▸ Document section:
+===+
Change.org is the world’s largest social-change platform with more than 130 million users in 196 countries. As a certified B-corporation—a new kind of company using the power of business for social good—the company’s mission is to empower people everywhere to create the change they want to see. As an open platform, anyone can start a campaign and immediately mobilize hundreds of people locally or hundreds of thousands around the world to create change, from stopping bullying in schools to ending acid attacks in India. Change.org is headquartered in San Francisco, and investors include Bill Gates, Richard Branson, Arianna Huffington, and the founders of LinkedIn, Yahoo, Twitter, and eBay.
As Change.org has grown rapidly over the past several years, especially internationally, it has sought to push out new site features more regularly. However, the organization lacked the elasticity to do that using its former managed-cloud infrastructure. “Our data science team in particular wanted to iterate more rapidly, but we had some issues with our former environment that sometimes made it challenging to quickly add new resources,” says Vijay Ramesh, lead data engineer for data science at Change.org. “We also needed the agility to do iterations using very different types of machine topologies for machine learning. For example, we wanted to use machines with many cores, while also using smaller machines with parallel processes.”
Change.org also relies heavily on continuous integration (CI)—a development practice that requires the integration of code into a repository several times each day—to ensure high-quality code. But the organization used a homegrown CI system that was delaying new feature releases. “Each of the CI builds was taking up to one hour to finish, which is too long,” says Ramesh. “That made it more difficult to quickly test new features and get them deployed.” And the system also required too much hands-on maintenance. “Several of our engineers spent a few hours a day maintaining the CI workflow, but that is not our core competency,” Ramesh says. “We want to focus all our time on developing new features.”
The organization also needed to more easily scale its website platform to deal with traffic spikes. “We see massive traffic bursts when we’re mentioned in the media, for example, but it wasn’t easy for us to bring up server nodes in real time to support those bursts,” says Ramesh. “It required manual intervention on our part, and it easily took well over an hour to get new resources up and into production to respond to the spikes."
+===+
▸ Data supplied:

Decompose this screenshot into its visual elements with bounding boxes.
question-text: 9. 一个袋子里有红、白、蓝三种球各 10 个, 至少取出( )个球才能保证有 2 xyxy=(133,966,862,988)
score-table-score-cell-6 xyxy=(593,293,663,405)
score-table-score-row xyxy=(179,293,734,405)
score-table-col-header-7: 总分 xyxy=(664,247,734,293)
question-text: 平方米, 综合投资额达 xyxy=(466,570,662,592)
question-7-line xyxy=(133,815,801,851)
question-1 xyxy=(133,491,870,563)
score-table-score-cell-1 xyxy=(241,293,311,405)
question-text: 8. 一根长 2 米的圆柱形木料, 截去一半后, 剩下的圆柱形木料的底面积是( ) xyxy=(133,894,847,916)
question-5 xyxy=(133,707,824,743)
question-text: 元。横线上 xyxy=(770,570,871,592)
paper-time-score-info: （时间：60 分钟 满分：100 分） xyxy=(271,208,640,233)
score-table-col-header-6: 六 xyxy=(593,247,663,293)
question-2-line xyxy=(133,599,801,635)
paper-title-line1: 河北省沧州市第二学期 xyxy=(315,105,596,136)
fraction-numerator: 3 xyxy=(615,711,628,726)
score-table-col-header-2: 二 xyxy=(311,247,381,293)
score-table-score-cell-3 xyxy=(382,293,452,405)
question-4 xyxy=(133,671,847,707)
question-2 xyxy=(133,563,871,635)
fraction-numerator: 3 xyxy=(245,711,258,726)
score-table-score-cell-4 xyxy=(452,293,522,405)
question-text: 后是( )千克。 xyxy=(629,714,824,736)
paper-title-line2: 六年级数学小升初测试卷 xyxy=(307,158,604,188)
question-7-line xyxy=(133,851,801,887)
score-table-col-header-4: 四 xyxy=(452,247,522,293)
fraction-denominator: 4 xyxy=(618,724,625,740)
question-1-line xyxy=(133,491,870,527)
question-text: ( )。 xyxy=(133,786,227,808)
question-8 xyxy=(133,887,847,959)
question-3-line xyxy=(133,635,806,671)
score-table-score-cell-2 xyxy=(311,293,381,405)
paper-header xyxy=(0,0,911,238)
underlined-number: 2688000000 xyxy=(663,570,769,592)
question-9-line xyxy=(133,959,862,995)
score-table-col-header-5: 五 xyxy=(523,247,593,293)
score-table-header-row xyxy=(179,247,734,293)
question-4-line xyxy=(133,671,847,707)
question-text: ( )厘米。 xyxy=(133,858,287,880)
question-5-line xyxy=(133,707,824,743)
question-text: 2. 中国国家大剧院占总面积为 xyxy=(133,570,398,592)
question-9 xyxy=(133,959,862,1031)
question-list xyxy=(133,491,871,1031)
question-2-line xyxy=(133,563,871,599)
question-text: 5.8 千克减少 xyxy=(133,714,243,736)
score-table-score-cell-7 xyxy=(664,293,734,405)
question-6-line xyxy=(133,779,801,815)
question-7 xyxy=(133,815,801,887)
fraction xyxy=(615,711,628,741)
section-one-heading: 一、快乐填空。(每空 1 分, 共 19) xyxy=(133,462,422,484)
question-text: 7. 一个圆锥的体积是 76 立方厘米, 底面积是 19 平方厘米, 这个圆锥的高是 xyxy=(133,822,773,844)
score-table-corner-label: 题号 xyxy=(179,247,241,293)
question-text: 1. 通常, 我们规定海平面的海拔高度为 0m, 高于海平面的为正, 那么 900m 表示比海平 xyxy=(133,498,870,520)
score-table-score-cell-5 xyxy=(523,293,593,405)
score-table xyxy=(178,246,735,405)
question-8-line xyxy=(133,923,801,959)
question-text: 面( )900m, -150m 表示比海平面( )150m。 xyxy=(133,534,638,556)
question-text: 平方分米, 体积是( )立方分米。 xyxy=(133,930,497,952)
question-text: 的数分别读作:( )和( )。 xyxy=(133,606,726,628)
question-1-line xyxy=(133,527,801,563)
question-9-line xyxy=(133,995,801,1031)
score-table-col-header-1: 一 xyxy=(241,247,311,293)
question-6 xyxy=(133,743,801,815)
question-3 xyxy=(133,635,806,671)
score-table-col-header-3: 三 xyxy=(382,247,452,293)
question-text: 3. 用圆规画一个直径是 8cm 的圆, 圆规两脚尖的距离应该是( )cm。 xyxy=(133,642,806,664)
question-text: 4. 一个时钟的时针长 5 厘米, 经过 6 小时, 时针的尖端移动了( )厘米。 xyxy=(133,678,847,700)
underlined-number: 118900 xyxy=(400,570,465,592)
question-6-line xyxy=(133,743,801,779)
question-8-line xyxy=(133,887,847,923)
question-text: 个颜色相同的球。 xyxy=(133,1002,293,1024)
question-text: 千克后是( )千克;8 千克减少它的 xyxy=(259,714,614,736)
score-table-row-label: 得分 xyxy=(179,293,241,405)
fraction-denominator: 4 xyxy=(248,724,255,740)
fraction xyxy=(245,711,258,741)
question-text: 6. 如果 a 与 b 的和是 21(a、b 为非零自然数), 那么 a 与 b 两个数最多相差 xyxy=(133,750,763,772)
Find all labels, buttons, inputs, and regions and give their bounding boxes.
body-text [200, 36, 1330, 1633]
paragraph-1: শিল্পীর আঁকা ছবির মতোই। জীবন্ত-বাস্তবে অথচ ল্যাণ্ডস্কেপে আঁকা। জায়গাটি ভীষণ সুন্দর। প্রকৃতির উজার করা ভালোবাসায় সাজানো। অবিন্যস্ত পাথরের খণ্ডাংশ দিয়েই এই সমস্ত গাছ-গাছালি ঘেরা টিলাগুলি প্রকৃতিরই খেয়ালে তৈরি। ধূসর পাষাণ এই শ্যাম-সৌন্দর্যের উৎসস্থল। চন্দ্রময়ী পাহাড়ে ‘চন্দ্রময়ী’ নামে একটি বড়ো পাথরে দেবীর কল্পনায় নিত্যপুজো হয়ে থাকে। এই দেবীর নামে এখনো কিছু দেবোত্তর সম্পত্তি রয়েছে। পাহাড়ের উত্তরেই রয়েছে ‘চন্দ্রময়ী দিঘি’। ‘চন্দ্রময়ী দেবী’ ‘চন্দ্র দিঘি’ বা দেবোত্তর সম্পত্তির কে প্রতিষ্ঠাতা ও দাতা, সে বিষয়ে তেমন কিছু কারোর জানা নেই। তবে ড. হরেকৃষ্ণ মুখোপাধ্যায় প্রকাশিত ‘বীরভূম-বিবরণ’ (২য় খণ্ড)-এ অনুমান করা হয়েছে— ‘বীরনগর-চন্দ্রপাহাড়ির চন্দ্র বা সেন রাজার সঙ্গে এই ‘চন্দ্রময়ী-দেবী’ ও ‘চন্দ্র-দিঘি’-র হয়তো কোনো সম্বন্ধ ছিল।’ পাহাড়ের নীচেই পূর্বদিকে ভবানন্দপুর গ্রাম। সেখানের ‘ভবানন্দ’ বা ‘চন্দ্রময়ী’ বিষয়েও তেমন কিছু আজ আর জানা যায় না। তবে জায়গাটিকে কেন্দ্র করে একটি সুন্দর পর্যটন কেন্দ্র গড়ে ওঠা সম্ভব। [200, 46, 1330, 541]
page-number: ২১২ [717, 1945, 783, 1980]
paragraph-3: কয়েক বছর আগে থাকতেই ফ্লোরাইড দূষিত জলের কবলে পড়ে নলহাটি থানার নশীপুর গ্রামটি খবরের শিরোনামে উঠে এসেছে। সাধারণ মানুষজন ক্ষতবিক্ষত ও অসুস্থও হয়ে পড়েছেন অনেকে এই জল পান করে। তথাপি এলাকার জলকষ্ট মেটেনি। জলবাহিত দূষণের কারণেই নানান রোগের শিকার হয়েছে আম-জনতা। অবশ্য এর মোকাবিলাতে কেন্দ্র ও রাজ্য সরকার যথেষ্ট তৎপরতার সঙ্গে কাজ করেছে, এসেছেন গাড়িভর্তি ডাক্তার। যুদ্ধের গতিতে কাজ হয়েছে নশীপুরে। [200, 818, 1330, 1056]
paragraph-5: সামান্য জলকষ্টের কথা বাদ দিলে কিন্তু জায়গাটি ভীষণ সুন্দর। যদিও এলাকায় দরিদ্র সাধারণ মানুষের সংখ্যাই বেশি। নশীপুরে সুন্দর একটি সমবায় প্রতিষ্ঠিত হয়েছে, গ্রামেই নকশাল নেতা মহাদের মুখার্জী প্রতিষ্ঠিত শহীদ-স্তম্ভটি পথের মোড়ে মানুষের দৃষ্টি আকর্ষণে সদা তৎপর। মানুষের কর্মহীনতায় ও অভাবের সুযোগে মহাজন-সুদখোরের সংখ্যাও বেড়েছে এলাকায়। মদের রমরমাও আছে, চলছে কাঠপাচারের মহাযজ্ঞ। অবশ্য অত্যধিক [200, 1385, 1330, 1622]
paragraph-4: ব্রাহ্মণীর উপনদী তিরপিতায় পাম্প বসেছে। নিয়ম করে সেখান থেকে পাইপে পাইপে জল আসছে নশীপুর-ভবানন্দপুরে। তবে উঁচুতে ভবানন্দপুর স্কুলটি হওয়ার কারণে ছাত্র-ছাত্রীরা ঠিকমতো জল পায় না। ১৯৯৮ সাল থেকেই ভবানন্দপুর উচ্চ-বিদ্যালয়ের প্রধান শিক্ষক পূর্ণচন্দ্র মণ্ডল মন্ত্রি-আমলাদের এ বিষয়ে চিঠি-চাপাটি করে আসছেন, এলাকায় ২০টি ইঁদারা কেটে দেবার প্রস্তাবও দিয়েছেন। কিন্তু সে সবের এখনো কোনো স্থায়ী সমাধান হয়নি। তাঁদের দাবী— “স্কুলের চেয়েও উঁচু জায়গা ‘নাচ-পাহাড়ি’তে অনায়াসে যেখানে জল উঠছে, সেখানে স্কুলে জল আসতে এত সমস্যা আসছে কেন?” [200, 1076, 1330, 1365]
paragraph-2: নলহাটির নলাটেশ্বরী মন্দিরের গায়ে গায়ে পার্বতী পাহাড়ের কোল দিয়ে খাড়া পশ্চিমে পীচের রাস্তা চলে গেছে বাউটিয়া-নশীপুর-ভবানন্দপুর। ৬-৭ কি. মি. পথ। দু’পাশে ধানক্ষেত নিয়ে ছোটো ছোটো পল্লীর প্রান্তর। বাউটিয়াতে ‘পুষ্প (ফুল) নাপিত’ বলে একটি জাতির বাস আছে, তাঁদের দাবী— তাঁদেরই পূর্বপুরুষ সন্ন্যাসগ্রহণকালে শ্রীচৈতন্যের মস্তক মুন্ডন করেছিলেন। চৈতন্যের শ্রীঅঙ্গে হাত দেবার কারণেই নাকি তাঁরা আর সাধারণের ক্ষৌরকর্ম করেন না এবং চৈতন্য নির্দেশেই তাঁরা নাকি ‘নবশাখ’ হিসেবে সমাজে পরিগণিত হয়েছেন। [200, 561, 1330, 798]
+===+
▸ Set tasks:
1. Reproduce the Change.org passage from "Change.org is the" up to and including "Twitter, and eBay.".
2. State whether each statement agrees with the Change.org passage, answering yes or no and quoting the words of the passage that decide it: (a) Change.org is headquartered in San Francisco. (b) Each CI build took up to two hours to finish. (c) During traffic spikes, new resources could be brought into production in under thirty minutes.
The records are material separate from the Change.org passage.

▸ Written answers:
1.
Change.org is the world’s largest social-change platform with more than 130 million users in 196 countries. As a certified B-corporation—a new kind of company using the power of business for social good—the company’s mission is to empower people everywhere to create the change they want to see. As an open platform, anyone can start a campaign and immediately mobilize hundreds of people locally or hundreds of thousands around the world to create change, from stopping bullying in schools to ending acid attacks in India. Change.org is headquartered in San Francisco, and investors include Bill Gates, Richard Branson, Arianna Huffington, and the founders of LinkedIn, Yahoo, Twitter, and eBay.

2.
(a) Yes: "Change.org is headquartered in San Francisco"
(b) No: "Each of the CI builds was taking up to one hour to finish"
(c) No: "it easily took well over an hour to get new resources up and into production"